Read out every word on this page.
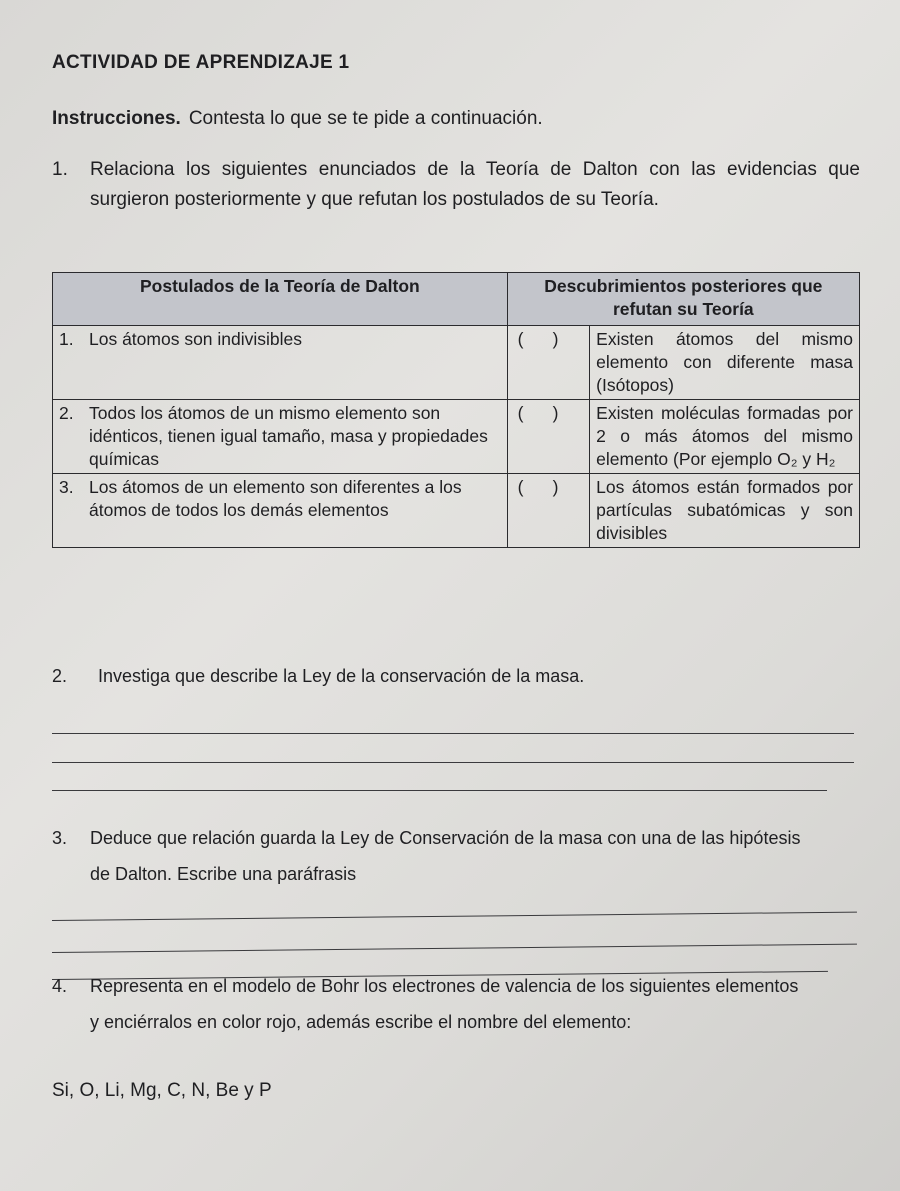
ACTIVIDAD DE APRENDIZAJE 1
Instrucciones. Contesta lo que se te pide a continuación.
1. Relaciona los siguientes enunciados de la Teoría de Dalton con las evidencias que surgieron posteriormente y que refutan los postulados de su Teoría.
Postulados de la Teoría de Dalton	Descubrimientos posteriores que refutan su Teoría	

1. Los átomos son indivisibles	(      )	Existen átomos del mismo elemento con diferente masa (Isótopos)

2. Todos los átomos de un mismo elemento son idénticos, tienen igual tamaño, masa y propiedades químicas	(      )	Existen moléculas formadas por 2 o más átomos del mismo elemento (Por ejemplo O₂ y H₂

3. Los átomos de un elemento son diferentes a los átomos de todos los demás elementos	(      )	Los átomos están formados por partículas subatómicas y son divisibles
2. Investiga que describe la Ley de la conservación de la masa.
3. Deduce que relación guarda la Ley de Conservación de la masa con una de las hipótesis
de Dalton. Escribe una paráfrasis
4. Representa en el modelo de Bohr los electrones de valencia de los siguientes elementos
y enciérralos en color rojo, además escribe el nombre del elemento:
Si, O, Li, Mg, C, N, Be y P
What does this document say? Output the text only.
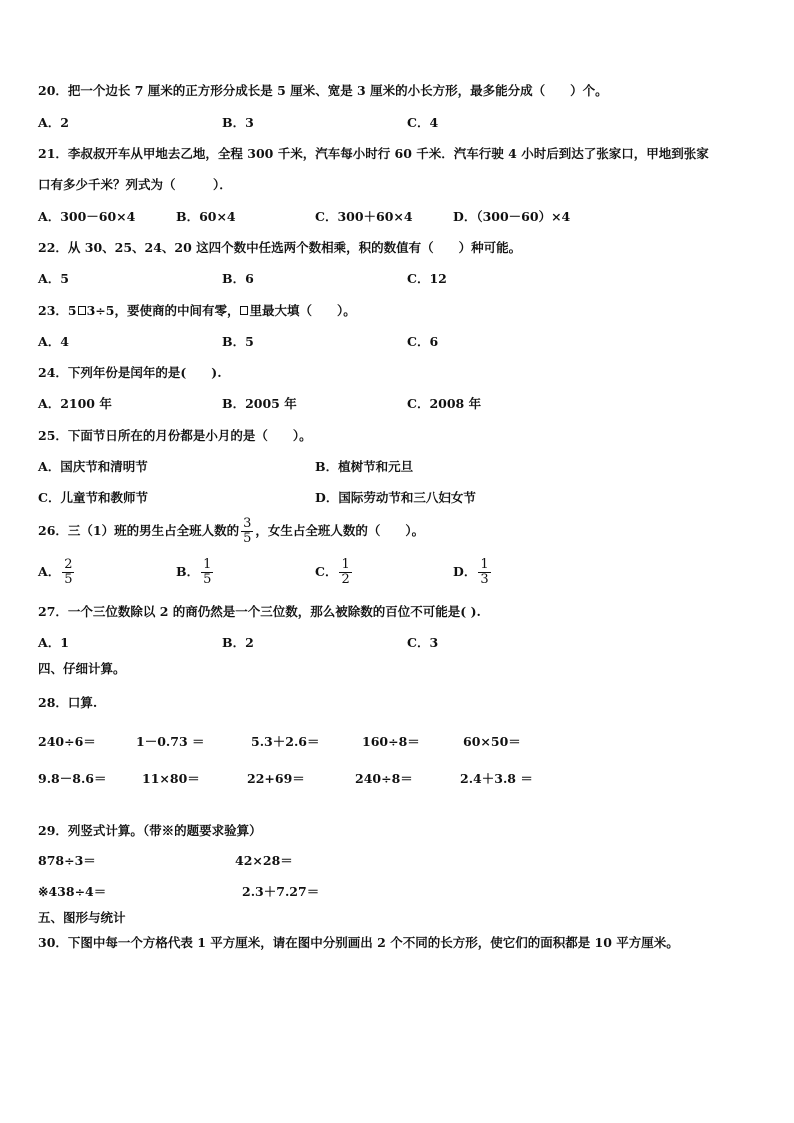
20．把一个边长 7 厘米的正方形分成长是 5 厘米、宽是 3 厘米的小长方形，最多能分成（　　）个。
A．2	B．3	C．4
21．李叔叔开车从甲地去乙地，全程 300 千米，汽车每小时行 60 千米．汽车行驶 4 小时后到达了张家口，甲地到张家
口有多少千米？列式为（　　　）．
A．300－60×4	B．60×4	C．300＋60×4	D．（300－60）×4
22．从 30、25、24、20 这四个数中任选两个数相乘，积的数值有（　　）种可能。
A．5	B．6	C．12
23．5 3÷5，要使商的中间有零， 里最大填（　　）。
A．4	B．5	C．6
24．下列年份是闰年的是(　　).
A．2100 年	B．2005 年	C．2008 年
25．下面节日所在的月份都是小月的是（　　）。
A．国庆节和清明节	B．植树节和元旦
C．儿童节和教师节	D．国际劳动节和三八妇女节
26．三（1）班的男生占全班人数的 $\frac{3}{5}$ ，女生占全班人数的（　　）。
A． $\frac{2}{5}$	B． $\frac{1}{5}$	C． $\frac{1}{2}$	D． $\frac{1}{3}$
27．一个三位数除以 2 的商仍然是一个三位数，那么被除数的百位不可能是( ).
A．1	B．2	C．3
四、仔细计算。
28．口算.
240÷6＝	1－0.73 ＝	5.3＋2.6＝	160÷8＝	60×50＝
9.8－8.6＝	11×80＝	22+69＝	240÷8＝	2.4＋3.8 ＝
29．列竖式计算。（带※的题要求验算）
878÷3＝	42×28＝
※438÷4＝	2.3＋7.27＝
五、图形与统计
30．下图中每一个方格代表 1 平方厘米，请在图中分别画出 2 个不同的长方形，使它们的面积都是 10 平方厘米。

WHAT TO PRODUCE: Show every line in the records above that contains the word "Teoría".

ANSWER FOR THE TASK:
1. Relaciona los siguientes enunciados de la Teoría de Dalton con las evidencias que surgieron posteriormente y que refutan los postulados de su Teoría.
Postulados de la Teoría de Dalton	Descubrimientos posteriores que refutan su Teoría	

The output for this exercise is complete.